__What you should do__.
Word for word, set down every record that appears below.

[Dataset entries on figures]

<<<<

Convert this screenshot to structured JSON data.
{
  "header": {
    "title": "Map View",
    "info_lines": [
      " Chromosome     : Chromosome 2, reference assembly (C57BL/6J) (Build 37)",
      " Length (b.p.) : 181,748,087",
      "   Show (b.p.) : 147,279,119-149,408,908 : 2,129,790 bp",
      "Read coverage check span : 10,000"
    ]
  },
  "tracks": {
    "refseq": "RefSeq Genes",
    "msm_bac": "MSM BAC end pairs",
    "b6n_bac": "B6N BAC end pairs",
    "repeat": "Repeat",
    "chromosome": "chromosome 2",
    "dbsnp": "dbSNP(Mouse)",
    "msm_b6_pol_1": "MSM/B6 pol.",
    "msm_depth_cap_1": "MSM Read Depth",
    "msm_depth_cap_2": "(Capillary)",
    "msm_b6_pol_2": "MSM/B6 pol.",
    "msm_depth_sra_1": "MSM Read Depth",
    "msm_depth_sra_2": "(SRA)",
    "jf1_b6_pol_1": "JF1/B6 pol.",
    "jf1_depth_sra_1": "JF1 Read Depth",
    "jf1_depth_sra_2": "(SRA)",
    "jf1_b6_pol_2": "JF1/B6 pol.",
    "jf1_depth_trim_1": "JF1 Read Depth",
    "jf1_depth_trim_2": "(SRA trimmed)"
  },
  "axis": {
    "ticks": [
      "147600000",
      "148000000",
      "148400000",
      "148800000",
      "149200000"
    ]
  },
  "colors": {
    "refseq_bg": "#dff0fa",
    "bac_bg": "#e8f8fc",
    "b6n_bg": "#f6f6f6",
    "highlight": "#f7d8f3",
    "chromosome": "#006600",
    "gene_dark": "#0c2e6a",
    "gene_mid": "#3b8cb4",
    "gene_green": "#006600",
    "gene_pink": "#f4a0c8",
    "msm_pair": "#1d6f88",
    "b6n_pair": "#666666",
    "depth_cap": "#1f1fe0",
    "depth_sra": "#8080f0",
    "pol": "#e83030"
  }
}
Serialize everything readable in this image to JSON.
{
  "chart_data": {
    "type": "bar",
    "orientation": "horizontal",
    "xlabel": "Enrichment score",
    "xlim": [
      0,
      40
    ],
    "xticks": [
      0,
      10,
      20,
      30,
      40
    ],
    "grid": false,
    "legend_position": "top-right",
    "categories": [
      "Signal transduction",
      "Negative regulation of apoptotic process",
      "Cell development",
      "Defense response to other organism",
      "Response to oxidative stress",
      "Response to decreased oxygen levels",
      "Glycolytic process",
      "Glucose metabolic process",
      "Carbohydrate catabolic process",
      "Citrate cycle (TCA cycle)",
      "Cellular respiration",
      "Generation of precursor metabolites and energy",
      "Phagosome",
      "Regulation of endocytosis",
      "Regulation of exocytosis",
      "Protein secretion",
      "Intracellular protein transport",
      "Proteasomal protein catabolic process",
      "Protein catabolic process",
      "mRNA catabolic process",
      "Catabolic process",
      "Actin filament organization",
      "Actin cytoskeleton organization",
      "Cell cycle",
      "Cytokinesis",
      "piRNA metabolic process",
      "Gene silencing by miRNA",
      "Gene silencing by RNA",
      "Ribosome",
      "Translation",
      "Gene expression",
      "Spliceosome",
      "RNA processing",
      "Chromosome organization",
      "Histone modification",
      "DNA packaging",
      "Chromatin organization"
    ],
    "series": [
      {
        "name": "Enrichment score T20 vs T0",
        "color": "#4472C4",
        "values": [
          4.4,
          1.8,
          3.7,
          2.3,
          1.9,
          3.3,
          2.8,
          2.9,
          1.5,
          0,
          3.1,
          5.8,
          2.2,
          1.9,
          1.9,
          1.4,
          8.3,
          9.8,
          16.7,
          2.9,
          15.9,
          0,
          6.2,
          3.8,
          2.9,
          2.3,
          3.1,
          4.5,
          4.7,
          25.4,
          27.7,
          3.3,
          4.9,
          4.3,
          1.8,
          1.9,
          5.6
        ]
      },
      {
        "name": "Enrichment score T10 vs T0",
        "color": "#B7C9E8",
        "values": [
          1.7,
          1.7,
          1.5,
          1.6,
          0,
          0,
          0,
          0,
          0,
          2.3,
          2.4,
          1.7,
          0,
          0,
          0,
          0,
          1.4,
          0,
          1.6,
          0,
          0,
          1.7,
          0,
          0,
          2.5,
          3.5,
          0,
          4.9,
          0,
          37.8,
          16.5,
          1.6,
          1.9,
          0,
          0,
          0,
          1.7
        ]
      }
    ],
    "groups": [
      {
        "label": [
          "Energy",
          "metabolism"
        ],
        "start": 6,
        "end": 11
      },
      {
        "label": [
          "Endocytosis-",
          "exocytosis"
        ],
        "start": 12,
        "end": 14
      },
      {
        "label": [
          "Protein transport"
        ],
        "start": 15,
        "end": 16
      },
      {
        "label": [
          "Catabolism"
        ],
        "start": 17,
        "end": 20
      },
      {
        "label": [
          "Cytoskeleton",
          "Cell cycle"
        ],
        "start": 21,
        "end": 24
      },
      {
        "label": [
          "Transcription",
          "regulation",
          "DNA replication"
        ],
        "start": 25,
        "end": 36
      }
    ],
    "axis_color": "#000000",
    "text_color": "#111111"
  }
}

>>>>

__Exercise response__.
Convert this screenshot to structured JSON data.
{
  "header": {
    "title": "Map View",
    "info_lines": [
      " Chromosome     : Chromosome 2, reference assembly (C57BL/6J) (Build 37)",
      " Length (b.p.) : 181,748,087",
      "   Show (b.p.) : 147,279,119-149,408,908 : 2,129,790 bp",
      "Read coverage check span : 10,000"
    ]
  },
  "tracks": {
    "refseq": "RefSeq Genes",
    "msm_bac": "MSM BAC end pairs",
    "b6n_bac": "B6N BAC end pairs",
    "repeat": "Repeat",
    "chromosome": "chromosome 2",
    "dbsnp": "dbSNP(Mouse)",
    "msm_b6_pol_1": "MSM/B6 pol.",
    "msm_depth_cap_1": "MSM Read Depth",
    "msm_depth_cap_2": "(Capillary)",
    "msm_b6_pol_2": "MSM/B6 pol.",
    "msm_depth_sra_1": "MSM Read Depth",
    "msm_depth_sra_2": "(SRA)",
    "jf1_b6_pol_1": "JF1/B6 pol.",
    "jf1_depth_sra_1": "JF1 Read Depth",
    "jf1_depth_sra_2": "(SRA)",
    "jf1_b6_pol_2": "JF1/B6 pol.",
    "jf1_depth_trim_1": "JF1 Read Depth",
    "jf1_depth_trim_2": "(SRA trimmed)"
  },
  "axis": {
    "ticks": [
      "147600000",
      "148000000",
      "148400000",
      "148800000",
      "149200000"
    ]
  },
  "colors": {
    "refseq_bg": "#dff0fa",
    "bac_bg": "#e8f8fc",
    "b6n_bg": "#f6f6f6",
    "highlight": "#f7d8f3",
    "chromosome": "#006600",
    "gene_dark": "#0c2e6a",
    "gene_mid": "#3b8cb4",
    "gene_green": "#006600",
    "gene_pink": "#f4a0c8",
    "msm_pair": "#1d6f88",
    "b6n_pair": "#666666",
    "depth_cap": "#1f1fe0",
    "depth_sra": "#8080f0",
    "pol": "#e83030"
  }
}
Serialize everything readable in this image to JSON.
{
  "chart_data": {
    "type": "bar",
    "orientation": "horizontal",
    "xlabel": "Enrichment score",
    "xlim": [
      0,
      40
    ],
    "xticks": [
      0,
      10,
      20,
      30,
      40
    ],
    "grid": false,
    "legend_position": "top-right",
    "categories": [
      "Signal transduction",
      "Negative regulation of apoptotic process",
      "Cell development",
      "Defense response to other organism",
      "Response to oxidative stress",
      "Response to decreased oxygen levels",
      "Glycolytic process",
      "Glucose metabolic process",
      "Carbohydrate catabolic process",
      "Citrate cycle (TCA cycle)",
      "Cellular respiration",
      "Generation of precursor metabolites and energy",
      "Phagosome",
      "Regulation of endocytosis",
      "Regulation of exocytosis",
      "Protein secretion",
      "Intracellular protein transport",
      "Proteasomal protein catabolic process",
      "Protein catabolic process",
      "mRNA catabolic process",
      "Catabolic process",
      "Actin filament organization",
      "Actin cytoskeleton organization",
      "Cell cycle",
      "Cytokinesis",
      "piRNA metabolic process",
      "Gene silencing by miRNA",
      "Gene silencing by RNA",
      "Ribosome",
      "Translation",
      "Gene expression",
      "Spliceosome",
      "RNA processing",
      "Chromosome organization",
      "Histone modification",
      "DNA packaging",
      "Chromatin organization"
    ],
    "series": [
      {
        "name": "Enrichment score T20 vs T0",
        "color": "#4472C4",
        "values": [
          4.4,
          1.8,
          3.7,
          2.3,
          1.9,
          3.3,
          2.8,
          2.9,
          1.5,
          0,
          3.1,
          5.8,
          2.2,
          1.9,
          1.9,
          1.4,
          8.3,
          9.8,
          16.7,
          2.9,
          15.9,
          0,
          6.2,
          3.8,
          2.9,
          2.3,
          3.1,
          4.5,
          4.7,
          25.4,
          27.7,
          3.3,
          4.9,
          4.3,
          1.8,
          1.9,
          5.6
        ]
      },
      {
        "name": "Enrichment score T10 vs T0",
        "color": "#B7C9E8",
        "values": [
          1.7,
          1.7,
          1.5,
          1.6,
          0,
          0,
          0,
          0,
          0,
          2.3,
          2.4,
          1.7,
          0,
          0,
          0,
          0,
          1.4,
          0,
          1.6,
          0,
          0,
          1.7,
          0,
          0,
          2.5,
          3.5,
          0,
          4.9,
          0,
          37.8,
          16.5,
          1.6,
          1.9,
          0,
          0,
          0,
          1.7
        ]
      }
    ],
    "groups": [
      {
        "label": [
          "Energy",
          "metabolism"
        ],
        "start": 6,
        "end": 11
      },
      {
        "label": [
          "Endocytosis-",
          "exocytosis"
        ],
        "start": 12,
        "end": 14
      },
      {
        "label": [
          "Protein transport"
        ],
        "start": 15,
        "end": 16
      },
      {
        "label": [
          "Catabolism"
        ],
        "start": 17,
        "end": 20
      },
      {
        "label": [
          "Cytoskeleton",
          "Cell cycle"
        ],
        "start": 21,
        "end": 24
      },
      {
        "label": [
          "Transcription",
          "regulation",
          "DNA replication"
        ],
        "start": 25,
        "end": 36
      }
    ],
    "axis_color": "#000000",
    "text_color": "#111111"
  }
}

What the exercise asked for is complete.